## GIVEN INSTRUCTION
Type the records out again in full, exactly.
begin SUPPLIED DATA
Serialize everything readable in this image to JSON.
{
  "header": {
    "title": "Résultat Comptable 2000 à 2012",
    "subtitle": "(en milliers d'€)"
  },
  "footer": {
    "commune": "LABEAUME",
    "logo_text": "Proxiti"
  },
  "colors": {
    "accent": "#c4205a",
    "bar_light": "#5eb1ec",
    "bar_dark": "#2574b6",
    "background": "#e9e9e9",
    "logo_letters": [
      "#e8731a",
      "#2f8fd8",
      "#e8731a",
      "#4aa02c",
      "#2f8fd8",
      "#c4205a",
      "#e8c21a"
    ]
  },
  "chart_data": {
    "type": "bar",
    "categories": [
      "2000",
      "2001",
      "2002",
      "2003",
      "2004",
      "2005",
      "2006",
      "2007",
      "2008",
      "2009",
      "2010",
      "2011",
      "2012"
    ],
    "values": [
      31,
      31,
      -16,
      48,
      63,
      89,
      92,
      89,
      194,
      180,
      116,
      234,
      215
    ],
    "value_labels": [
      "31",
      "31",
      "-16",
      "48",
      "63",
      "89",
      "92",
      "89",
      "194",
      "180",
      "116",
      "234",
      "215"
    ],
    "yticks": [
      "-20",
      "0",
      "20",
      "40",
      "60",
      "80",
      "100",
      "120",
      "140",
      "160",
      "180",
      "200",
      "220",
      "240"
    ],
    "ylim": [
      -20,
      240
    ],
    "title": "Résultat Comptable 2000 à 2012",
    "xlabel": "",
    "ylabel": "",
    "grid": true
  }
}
end SUPPLIED DATA
## EXERCISE SOLUTION
Serialize everything readable in this image to JSON.
{
  "header": {
    "title": "Résultat Comptable 2000 à 2012",
    "subtitle": "(en milliers d'€)"
  },
  "footer": {
    "commune": "LABEAUME",
    "logo_text": "Proxiti"
  },
  "colors": {
    "accent": "#c4205a",
    "bar_light": "#5eb1ec",
    "bar_dark": "#2574b6",
    "background": "#e9e9e9",
    "logo_letters": [
      "#e8731a",
      "#2f8fd8",
      "#e8731a",
      "#4aa02c",
      "#2f8fd8",
      "#c4205a",
      "#e8c21a"
    ]
  },
  "chart_data": {
    "type": "bar",
    "categories": [
      "2000",
      "2001",
      "2002",
      "2003",
      "2004",
      "2005",
      "2006",
      "2007",
      "2008",
      "2009",
      "2010",
      "2011",
      "2012"
    ],
    "values": [
      31,
      31,
      -16,
      48,
      63,
      89,
      92,
      89,
      194,
      180,
      116,
      234,
      215
    ],
    "value_labels": [
      "31",
      "31",
      "-16",
      "48",
      "63",
      "89",
      "92",
      "89",
      "194",
      "180",
      "116",
      "234",
      "215"
    ],
    "yticks": [
      "-20",
      "0",
      "20",
      "40",
      "60",
      "80",
      "100",
      "120",
      "140",
      "160",
      "180",
      "200",
      "220",
      "240"
    ],
    "ylim": [
      -20,
      240
    ],
    "title": "Résultat Comptable 2000 à 2012",
    "xlabel": "",
    "ylabel": "",
    "grid": true
  }
}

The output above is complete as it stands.